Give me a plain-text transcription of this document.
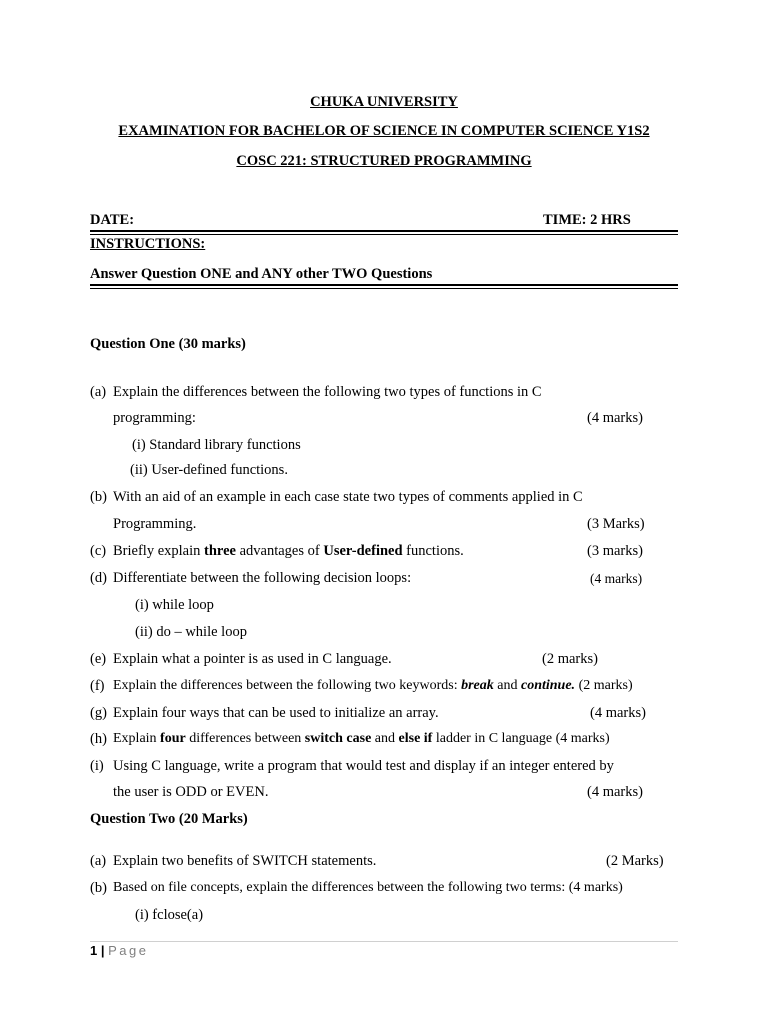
CHUKA UNIVERSITY
EXAMINATION FOR BACHELOR OF SCIENCE IN COMPUTER SCIENCE Y1S2
COSC 221: STRUCTURED PROGRAMMING
DATE:	TIME: 2 HRS
INSTRUCTIONS:
Answer Question ONE and ANY other TWO Questions
Question One (30 marks)
(a) Explain the differences between the following two types of functions in C
programming:	(4 marks)
(i) Standard library functions
(ii) User-defined functions.
(b) With an aid of an example in each case state two types of comments applied in C
Programming.	(3 Marks)
(c) Briefly explain three advantages of User-defined functions.	(3 marks)
(d) Differentiate between the following decision loops:	(4 marks)
(i) while loop
(ii) do – while loop
(e) Explain what a pointer is as used in C language.	(2 marks)
(f) Explain the differences between the following two keywords: break and continue. (2 marks)
(g) Explain four ways that can be used to initialize an array.	(4 marks)
(h) Explain four differences between switch case and else if ladder in C language (4 marks)
(i) Using C language, write a program that would test and display if an integer entered by
the user is ODD or EVEN.	(4 marks)
Question Two (20 Marks)
(a) Explain two benefits of SWITCH statements.	(2 Marks)
(b) Based on file concepts, explain the differences between the following two terms: (4 marks)
(i) fclose(a)
1 | Page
= = =
## What you have to do:
Retype each line of the listing above word for word. Exclude the pictures.

## Response to the exercise:
Give me a plain-text transcription of this document.
CHUKA UNIVERSITY
EXAMINATION FOR BACHELOR OF SCIENCE IN COMPUTER SCIENCE Y1S2
COSC 221: STRUCTURED PROGRAMMING
DATE:	TIME: 2 HRS
INSTRUCTIONS:
Answer Question ONE and ANY other TWO Questions
Question One (30 marks)
(a) Explain the differences between the following two types of functions in C
programming:	(4 marks)
(i) Standard library functions
(ii) User-defined functions.
(b) With an aid of an example in each case state two types of comments applied in C
Programming.	(3 Marks)
(c) Briefly explain three advantages of User-defined functions.	(3 marks)
(d) Differentiate between the following decision loops:	(4 marks)
(i) while loop
(ii) do – while loop
(e) Explain what a pointer is as used in C language.	(2 marks)
(f) Explain the differences between the following two keywords: break and continue. (2 marks)
(g) Explain four ways that can be used to initialize an array.	(4 marks)
(h) Explain four differences between switch case and else if ladder in C language (4 marks)
(i) Using C language, write a program that would test and display if an integer entered by
the user is ODD or EVEN.	(4 marks)
Question Two (20 Marks)
(a) Explain two benefits of SWITCH statements.	(2 Marks)
(b) Based on file concepts, explain the differences between the following two terms: (4 marks)
(i) fclose(a)
1 | Page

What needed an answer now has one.